(Data items)

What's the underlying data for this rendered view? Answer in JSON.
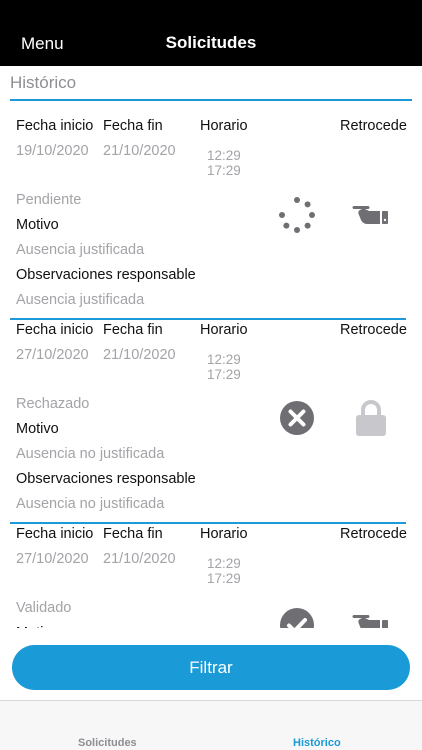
{
  "navbar": {
    "menu_label": "Menu",
    "title": "Solicitudes"
  },
  "section": {
    "title": "Histórico"
  },
  "labels": {
    "start": "Fecha inicio",
    "end": "Fecha fin",
    "schedule": "Horario",
    "back": "Retrocede",
    "reason": "Motivo",
    "observations": "Observaciones responsable"
  },
  "requests": [
    {
      "start": "19/10/2020",
      "end": "21/10/2020",
      "time_from": "12:29",
      "time_to": "17:29",
      "status": "Pendiente",
      "reason": "Ausencia justificada",
      "observations": "Ausencia justificada",
      "status_icon": "spinner-icon",
      "action_icon": "hand-pointing-icon"
    },
    {
      "start": "27/10/2020",
      "end": "21/10/2020",
      "time_from": "12:29",
      "time_to": "17:29",
      "status": "Rechazado",
      "reason": "Ausencia no justificada",
      "observations": "Ausencia no justificada",
      "status_icon": "x-circle-icon",
      "action_icon": "lock-icon"
    },
    {
      "start": "27/10/2020",
      "end": "21/10/2020",
      "time_from": "12:29",
      "time_to": "17:29",
      "status": "Validado",
      "reason": "",
      "observations": "",
      "status_icon": "check-circle-icon",
      "action_icon": "hand-pointing-icon"
    }
  ],
  "filter_button": "Filtrar",
  "tabs": [
    {
      "label": "Solicitudes",
      "active": false
    },
    {
      "label": "Histórico",
      "active": true
    }
  ],
  "colors": {
    "accent": "#1a9ad6",
    "muted": "#a3a3a8",
    "icon_dark": "#6e6e73",
    "icon_light": "#c7c7cc",
    "navbar": "#000000"
  }
}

_Instructions to follow_
Within the material above, find the lines that contain the word "circle"; copy them.

_Answer to this problem_
      "status_icon": "x-circle-icon",
      "status_icon": "check-circle-icon",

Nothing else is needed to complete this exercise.